• _YOUR TASK_: From the listing below, tally the lines that include "Output". Return only the total.

#### DATA ####

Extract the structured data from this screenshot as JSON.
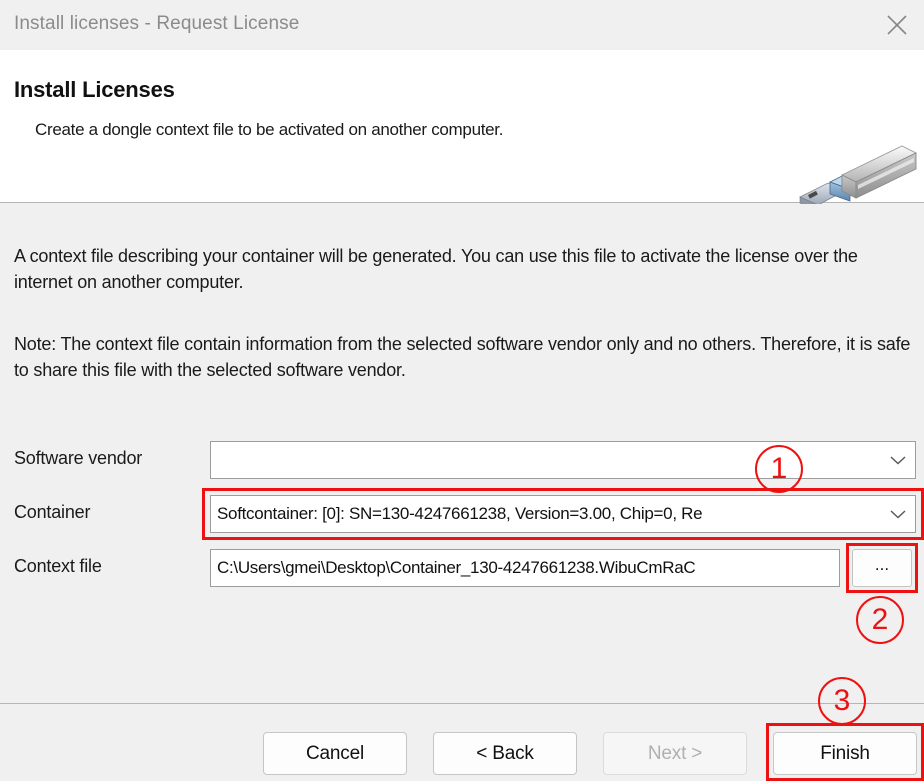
{
  "window": {
    "title": "Install licenses - Request License",
    "close_icon": "close-icon"
  },
  "header": {
    "title": "Install Licenses",
    "subtitle": "Create a dongle context file to be activated on another computer.",
    "graphic": "usb-dongle-icon"
  },
  "body": {
    "paragraph1": "A context file describing your container will be generated. You can use this file to activate the license over the internet on another computer.",
    "paragraph2": "Note: The context file contain information from the selected software vendor only and no others. Therefore, it is safe to share this file with the selected software vendor."
  },
  "form": {
    "vendor": {
      "label": "Software vendor",
      "value": "",
      "dropdown_icon": "chevron-down-icon"
    },
    "container": {
      "label": "Container",
      "value": "Softcontainer: [0]: SN=130-4247661238, Version=3.00, Chip=0, Re",
      "dropdown_icon": "chevron-down-icon"
    },
    "context_file": {
      "label": "Context file",
      "value": "C:\\Users\\gmei\\Desktop\\Container_130-4247661238.WibuCmRaC",
      "browse_label": "..."
    }
  },
  "footer": {
    "cancel_label": "Cancel",
    "back_label": "< Back",
    "next_label": "Next >",
    "finish_label": "Finish"
  },
  "annotations": {
    "marker1": "1",
    "marker2": "2",
    "marker3": "3",
    "color": "#ee1111"
  }
}
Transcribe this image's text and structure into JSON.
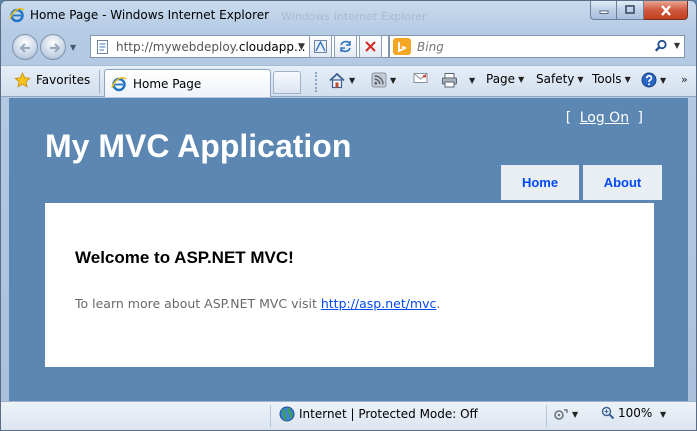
{
  "window": {
    "title": "Home Page - Windows Internet Explorer",
    "ghost_title": "Windows Internet Explorer"
  },
  "address_bar": {
    "url_prefix": "http://mywebdeploy.",
    "url_domain": "cloudapp..."
  },
  "search": {
    "placeholder": "Bing"
  },
  "command_bar": {
    "favorites_label": "Favorites",
    "tab_label": "Home Page",
    "page_label": "Page",
    "safety_label": "Safety",
    "tools_label": "Tools"
  },
  "site": {
    "logon_open": "[",
    "logon_link": "Log On",
    "logon_close": "]",
    "title": "My MVC Application",
    "menu": [
      {
        "label": "Home"
      },
      {
        "label": "About"
      }
    ],
    "heading": "Welcome to ASP.NET MVC!",
    "body_text": "To learn more about ASP.NET MVC visit ",
    "body_link": "http://asp.net/mvc",
    "body_end": "."
  },
  "status_bar": {
    "zone_text": "Internet | Protected Mode: Off",
    "zoom": "100%"
  },
  "colors": {
    "page_background": "#5c87b2",
    "menu_link": "#034af3",
    "body_text": "#696969"
  }
}
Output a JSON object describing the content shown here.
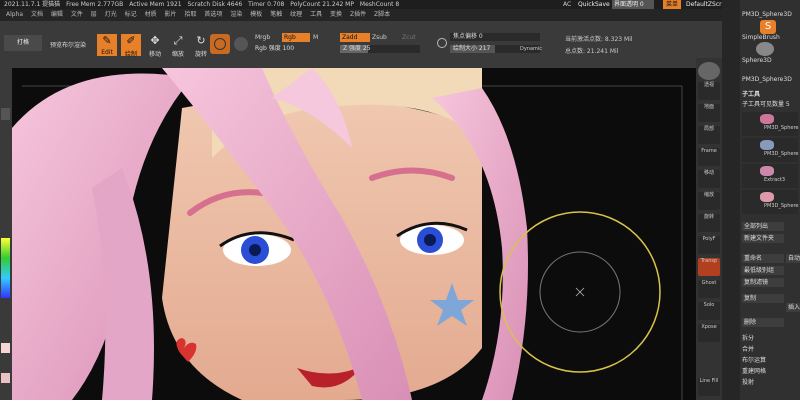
{
  "titlebar": {
    "version": "2021.11.7.1 提猫猫",
    "free_mem": "Free Mem 2.777GB",
    "active_mem": "Active Mem 1921",
    "scratch_disk": "Scratch Disk 4646",
    "timer": "Timer 0.708",
    "poly_count": "PolyCount 21.242 MP",
    "mesh_count": "MeshCount 8",
    "ac_label": "AC",
    "quicksave": "QuickSave",
    "transparency": "界面透明 0",
    "menu_label": "菜单",
    "script": "DefaultZScript"
  },
  "menu": [
    "Alpha",
    "文档",
    "编辑",
    "文件",
    "层",
    "灯光",
    "标记",
    "材质",
    "影片",
    "拾取",
    "首选项",
    "渲染",
    "模板",
    "笔触",
    "纹理",
    "工具",
    "变换",
    "Z插件",
    "Z脚本"
  ],
  "toolbar": {
    "open_label": "打格",
    "preview_label": "预览布尔渲染",
    "edit_label": "Edit",
    "draw_label": "绘制",
    "move_label": "移动",
    "scale_label": "缩放",
    "rotate_label": "旋转",
    "mrgb": "Mrgb",
    "rgb": "Rgb",
    "m": "M",
    "rgb_intensity": "Rgb 强度 100",
    "zadd": "Zadd",
    "zsub": "Zsub",
    "zcut": "Zcut",
    "z_intensity": "Z 强度 25",
    "focal_shift": "焦点偏移 0",
    "draw_size": "绘制大小 217",
    "dynamic": "Dynamic",
    "active_points": "当前激活点数: 8.323 Mil",
    "total_points": "总点数: 21.241 Mil"
  },
  "shelf": [
    "透视",
    "地面",
    "局部",
    "Frame",
    "移动",
    "缩放",
    "旋转",
    "PolyF",
    "Transp",
    "Ghost",
    "Solo",
    "Xpose",
    "Line Fill"
  ],
  "panel": {
    "simple_brush": "SimpleBrush",
    "sphere3d": "Sphere3D",
    "pm3d": "PM3D_Sphere3D",
    "subtool_header": "子工具",
    "visible_count": "子工具可见数量 5",
    "item1": "PM3D_Sphere",
    "item2": "PM3D_Sphere",
    "item3": "Extract3",
    "item4": "PM3D_Sphere",
    "list_all": "全部列出",
    "new_folder": "新建文件夹",
    "rename": "重命名",
    "auto": "自动",
    "min_sort": "最低级别组",
    "copy_filter": "复制滤镜",
    "copy": "复制",
    "append": "插入",
    "delete": "删除",
    "split": "拆分",
    "merge": "合并",
    "boolean": "布尔运算",
    "remesh": "重建网格",
    "project": "投射"
  }
}
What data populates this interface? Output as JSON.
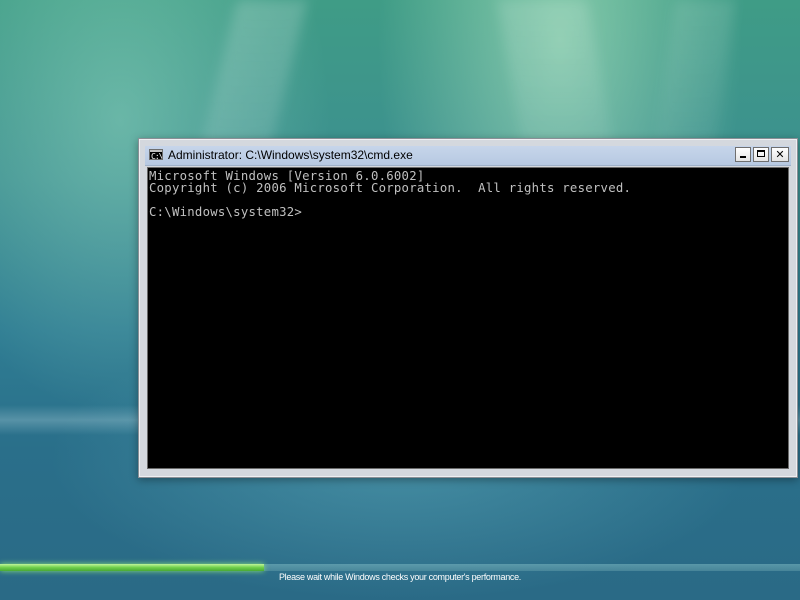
{
  "window": {
    "title": "Administrator: C:\\Windows\\system32\\cmd.exe",
    "icon": "cmd-icon",
    "controls": {
      "minimize": "minimize-icon",
      "maximize": "maximize-icon",
      "close_label": "✕"
    }
  },
  "console": {
    "lines": [
      "Microsoft Windows [Version 6.0.6002]",
      "Copyright (c) 2006 Microsoft Corporation.  All rights reserved.",
      "",
      "C:\\Windows\\system32>"
    ],
    "text_color": "#c0c0c0",
    "background": "#000000"
  },
  "status": {
    "message": "Please wait while Windows checks your computer's performance.",
    "progress": 0.33,
    "progress_color": "#6fcf4a"
  },
  "desktop": {
    "wallpaper": "Windows Vista aurora"
  }
}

####

• _REPLY_: 2